What is asked
Gather from the material every line that contains the string "text".
+---+
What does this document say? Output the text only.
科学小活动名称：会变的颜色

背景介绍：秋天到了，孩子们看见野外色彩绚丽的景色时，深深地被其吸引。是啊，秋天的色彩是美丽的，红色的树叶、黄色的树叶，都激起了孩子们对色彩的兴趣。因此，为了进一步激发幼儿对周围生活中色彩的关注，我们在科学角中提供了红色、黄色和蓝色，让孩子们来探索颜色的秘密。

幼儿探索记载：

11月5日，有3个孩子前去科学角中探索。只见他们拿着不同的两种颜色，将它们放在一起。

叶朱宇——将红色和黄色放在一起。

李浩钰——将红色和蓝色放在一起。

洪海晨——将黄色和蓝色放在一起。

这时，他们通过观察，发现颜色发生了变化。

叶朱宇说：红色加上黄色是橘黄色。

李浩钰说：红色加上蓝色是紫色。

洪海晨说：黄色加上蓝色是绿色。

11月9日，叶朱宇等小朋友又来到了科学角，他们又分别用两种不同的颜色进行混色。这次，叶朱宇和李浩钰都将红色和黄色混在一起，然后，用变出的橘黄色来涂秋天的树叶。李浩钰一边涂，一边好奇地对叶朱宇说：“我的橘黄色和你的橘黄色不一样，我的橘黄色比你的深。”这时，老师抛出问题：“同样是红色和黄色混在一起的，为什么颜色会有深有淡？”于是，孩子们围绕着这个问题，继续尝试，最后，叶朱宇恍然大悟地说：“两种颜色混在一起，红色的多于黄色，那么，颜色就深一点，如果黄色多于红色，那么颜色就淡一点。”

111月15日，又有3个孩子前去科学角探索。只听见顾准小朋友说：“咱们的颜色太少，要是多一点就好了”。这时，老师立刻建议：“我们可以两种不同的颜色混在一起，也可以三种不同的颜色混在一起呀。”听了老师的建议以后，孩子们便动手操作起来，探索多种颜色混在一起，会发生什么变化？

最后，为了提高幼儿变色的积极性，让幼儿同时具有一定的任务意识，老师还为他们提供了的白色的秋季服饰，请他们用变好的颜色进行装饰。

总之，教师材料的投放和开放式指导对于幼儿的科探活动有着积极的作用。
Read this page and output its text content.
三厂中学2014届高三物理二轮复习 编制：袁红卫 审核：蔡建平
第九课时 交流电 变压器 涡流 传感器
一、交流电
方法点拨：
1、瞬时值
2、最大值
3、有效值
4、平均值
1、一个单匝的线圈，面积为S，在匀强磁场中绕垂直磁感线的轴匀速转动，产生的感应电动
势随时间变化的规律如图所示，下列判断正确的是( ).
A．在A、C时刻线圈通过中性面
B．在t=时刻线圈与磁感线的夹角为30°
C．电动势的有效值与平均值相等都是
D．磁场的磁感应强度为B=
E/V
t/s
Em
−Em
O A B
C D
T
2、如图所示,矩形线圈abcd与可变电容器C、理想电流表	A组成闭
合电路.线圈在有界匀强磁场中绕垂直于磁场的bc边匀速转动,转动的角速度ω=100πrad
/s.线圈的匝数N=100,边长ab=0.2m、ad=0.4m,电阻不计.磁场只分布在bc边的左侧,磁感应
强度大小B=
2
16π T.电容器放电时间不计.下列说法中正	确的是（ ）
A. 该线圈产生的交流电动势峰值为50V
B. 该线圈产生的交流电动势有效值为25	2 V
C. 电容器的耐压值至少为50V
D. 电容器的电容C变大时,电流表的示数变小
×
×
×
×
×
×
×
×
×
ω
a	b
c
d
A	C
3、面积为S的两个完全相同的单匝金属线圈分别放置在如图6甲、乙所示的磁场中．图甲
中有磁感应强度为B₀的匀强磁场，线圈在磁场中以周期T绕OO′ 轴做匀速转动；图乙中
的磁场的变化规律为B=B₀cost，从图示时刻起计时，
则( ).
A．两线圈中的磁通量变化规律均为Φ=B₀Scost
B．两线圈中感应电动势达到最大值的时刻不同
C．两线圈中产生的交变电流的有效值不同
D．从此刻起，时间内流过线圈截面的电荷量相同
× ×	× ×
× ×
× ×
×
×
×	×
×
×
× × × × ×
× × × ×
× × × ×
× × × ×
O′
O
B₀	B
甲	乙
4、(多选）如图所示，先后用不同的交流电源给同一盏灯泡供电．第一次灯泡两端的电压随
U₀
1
+---+
Complete response
What does this document say? Output the text only.
Read this page and output its text content.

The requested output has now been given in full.